**TASK TO CARRY OUT**
Take from the records below each line that holds "Free".

**SUPPLIED RECORDS**

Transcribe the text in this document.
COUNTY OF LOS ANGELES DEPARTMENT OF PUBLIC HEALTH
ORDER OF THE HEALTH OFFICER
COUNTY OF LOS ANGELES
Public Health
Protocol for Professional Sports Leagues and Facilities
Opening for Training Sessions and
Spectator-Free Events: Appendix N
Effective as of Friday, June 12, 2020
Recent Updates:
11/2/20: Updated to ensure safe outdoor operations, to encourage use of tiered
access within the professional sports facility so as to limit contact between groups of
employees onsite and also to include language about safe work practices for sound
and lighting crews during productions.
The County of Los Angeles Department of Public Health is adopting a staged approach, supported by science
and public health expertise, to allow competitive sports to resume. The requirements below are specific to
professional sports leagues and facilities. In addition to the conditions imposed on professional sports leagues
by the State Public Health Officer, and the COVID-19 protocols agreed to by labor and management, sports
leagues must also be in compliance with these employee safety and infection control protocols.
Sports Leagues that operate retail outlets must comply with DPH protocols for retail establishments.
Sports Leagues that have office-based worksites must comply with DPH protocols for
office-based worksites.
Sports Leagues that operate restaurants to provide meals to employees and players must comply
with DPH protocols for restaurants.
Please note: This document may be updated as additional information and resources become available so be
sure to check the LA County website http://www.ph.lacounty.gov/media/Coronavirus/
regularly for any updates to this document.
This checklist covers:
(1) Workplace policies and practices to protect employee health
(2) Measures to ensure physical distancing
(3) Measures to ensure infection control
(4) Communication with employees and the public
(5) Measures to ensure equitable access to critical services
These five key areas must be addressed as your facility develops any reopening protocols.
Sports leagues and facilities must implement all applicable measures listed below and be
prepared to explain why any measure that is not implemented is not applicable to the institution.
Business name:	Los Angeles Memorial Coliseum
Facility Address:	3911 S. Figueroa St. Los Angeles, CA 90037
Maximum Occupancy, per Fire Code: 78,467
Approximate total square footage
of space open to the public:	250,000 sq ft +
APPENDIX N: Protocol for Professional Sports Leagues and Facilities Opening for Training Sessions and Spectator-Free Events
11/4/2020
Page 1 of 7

---

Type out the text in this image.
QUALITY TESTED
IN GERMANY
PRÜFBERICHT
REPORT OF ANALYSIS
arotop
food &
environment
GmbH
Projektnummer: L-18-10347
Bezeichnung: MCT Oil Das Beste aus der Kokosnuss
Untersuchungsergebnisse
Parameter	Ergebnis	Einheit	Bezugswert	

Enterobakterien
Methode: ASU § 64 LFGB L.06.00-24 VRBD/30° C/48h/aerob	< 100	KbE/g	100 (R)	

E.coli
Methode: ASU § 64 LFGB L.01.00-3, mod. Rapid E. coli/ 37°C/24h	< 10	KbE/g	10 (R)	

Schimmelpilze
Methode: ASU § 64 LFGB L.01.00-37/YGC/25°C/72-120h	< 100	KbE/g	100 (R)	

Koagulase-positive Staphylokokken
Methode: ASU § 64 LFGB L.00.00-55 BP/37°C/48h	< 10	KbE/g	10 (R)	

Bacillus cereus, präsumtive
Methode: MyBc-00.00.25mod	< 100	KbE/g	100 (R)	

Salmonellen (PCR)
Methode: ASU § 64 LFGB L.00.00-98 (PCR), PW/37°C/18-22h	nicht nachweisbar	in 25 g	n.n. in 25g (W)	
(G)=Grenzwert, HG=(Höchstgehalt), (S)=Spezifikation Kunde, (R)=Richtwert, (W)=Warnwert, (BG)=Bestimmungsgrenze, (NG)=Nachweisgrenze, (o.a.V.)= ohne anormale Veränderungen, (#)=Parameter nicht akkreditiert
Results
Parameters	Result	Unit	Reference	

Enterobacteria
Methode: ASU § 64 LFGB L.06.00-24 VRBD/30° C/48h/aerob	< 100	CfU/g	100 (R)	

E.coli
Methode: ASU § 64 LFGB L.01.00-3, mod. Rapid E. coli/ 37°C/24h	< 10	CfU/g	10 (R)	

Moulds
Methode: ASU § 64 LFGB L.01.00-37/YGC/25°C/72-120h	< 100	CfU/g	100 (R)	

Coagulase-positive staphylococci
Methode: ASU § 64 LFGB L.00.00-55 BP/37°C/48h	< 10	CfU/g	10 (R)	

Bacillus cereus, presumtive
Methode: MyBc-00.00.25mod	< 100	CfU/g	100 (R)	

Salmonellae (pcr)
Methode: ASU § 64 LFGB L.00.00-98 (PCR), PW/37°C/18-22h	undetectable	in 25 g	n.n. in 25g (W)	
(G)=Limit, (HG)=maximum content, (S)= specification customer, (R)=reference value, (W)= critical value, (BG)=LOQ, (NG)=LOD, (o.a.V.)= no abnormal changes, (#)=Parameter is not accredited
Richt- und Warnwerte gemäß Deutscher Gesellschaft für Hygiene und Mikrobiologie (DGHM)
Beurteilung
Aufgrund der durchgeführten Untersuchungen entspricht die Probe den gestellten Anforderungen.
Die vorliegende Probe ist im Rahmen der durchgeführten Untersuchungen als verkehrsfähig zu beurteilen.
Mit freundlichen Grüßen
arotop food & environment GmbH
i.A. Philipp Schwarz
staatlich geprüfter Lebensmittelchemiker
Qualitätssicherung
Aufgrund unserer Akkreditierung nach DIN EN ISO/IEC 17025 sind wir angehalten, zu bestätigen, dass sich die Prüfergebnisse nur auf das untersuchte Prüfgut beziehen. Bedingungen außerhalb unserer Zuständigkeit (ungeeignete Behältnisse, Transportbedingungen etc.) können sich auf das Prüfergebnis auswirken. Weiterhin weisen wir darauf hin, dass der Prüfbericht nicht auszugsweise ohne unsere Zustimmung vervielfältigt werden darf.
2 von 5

**YOUR RESPONSE**
Spectator-Free Events: Appendix N
APPENDIX N: Protocol for Professional Sports Leagues and Facilities Opening for Training Sessions and Spectator-Free Events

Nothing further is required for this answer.